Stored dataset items
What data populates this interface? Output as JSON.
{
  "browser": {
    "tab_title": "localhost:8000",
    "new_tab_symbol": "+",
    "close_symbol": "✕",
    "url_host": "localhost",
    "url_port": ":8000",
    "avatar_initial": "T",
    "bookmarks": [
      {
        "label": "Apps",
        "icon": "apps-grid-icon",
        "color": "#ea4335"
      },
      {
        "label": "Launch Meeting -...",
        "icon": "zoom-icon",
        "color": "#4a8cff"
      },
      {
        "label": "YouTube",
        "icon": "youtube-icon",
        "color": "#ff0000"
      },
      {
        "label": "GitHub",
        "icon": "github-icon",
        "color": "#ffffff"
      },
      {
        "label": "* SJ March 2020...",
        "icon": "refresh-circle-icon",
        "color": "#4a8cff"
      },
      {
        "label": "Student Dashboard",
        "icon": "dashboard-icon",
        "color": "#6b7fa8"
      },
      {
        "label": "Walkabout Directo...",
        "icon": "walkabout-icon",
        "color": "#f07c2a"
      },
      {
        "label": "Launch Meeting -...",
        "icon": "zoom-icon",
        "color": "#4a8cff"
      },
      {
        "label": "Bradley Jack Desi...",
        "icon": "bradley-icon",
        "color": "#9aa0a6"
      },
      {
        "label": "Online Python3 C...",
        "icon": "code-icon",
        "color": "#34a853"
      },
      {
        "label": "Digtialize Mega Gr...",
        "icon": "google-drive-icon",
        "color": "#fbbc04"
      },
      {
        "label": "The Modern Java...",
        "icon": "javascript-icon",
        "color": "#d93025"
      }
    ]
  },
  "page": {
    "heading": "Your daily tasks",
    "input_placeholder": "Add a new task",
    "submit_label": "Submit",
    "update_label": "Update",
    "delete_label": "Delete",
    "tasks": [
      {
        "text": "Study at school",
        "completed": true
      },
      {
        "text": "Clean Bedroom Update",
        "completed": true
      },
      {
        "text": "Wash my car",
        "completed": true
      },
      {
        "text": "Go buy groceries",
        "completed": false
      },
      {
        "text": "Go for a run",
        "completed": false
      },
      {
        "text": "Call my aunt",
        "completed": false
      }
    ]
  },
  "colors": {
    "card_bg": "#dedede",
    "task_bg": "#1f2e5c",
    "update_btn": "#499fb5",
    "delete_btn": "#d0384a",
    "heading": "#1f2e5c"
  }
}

=== Work required ===
Return all the data above once more, precisely as given.

=== The output ===
What data populates this interface? Output as JSON.
{
  "browser": {
    "tab_title": "localhost:8000",
    "new_tab_symbol": "+",
    "close_symbol": "✕",
    "url_host": "localhost",
    "url_port": ":8000",
    "avatar_initial": "T",
    "bookmarks": [
      {
        "label": "Apps",
        "icon": "apps-grid-icon",
        "color": "#ea4335"
      },
      {
        "label": "Launch Meeting -...",
        "icon": "zoom-icon",
        "color": "#4a8cff"
      },
      {
        "label": "YouTube",
        "icon": "youtube-icon",
        "color": "#ff0000"
      },
      {
        "label": "GitHub",
        "icon": "github-icon",
        "color": "#ffffff"
      },
      {
        "label": "* SJ March 2020...",
        "icon": "refresh-circle-icon",
        "color": "#4a8cff"
      },
      {
        "label": "Student Dashboard",
        "icon": "dashboard-icon",
        "color": "#6b7fa8"
      },
      {
        "label": "Walkabout Directo...",
        "icon": "walkabout-icon",
        "color": "#f07c2a"
      },
      {
        "label": "Launch Meeting -...",
        "icon": "zoom-icon",
        "color": "#4a8cff"
      },
      {
        "label": "Bradley Jack Desi...",
        "icon": "bradley-icon",
        "color": "#9aa0a6"
      },
      {
        "label": "Online Python3 C...",
        "icon": "code-icon",
        "color": "#34a853"
      },
      {
        "label": "Digtialize Mega Gr...",
        "icon": "google-drive-icon",
        "color": "#fbbc04"
      },
      {
        "label": "The Modern Java...",
        "icon": "javascript-icon",
        "color": "#d93025"
      }
    ]
  },
  "page": {
    "heading": "Your daily tasks",
    "input_placeholder": "Add a new task",
    "submit_label": "Submit",
    "update_label": "Update",
    "delete_label": "Delete",
    "tasks": [
      {
        "text": "Study at school",
        "completed": true
      },
      {
        "text": "Clean Bedroom Update",
        "completed": true
      },
      {
        "text": "Wash my car",
        "completed": true
      },
      {
        "text": "Go buy groceries",
        "completed": false
      },
      {
        "text": "Go for a run",
        "completed": false
      },
      {
        "text": "Call my aunt",
        "completed": false
      }
    ]
  },
  "colors": {
    "card_bg": "#dedede",
    "task_bg": "#1f2e5c",
    "update_btn": "#499fb5",
    "delete_btn": "#d0384a",
    "heading": "#1f2e5c"
  }
}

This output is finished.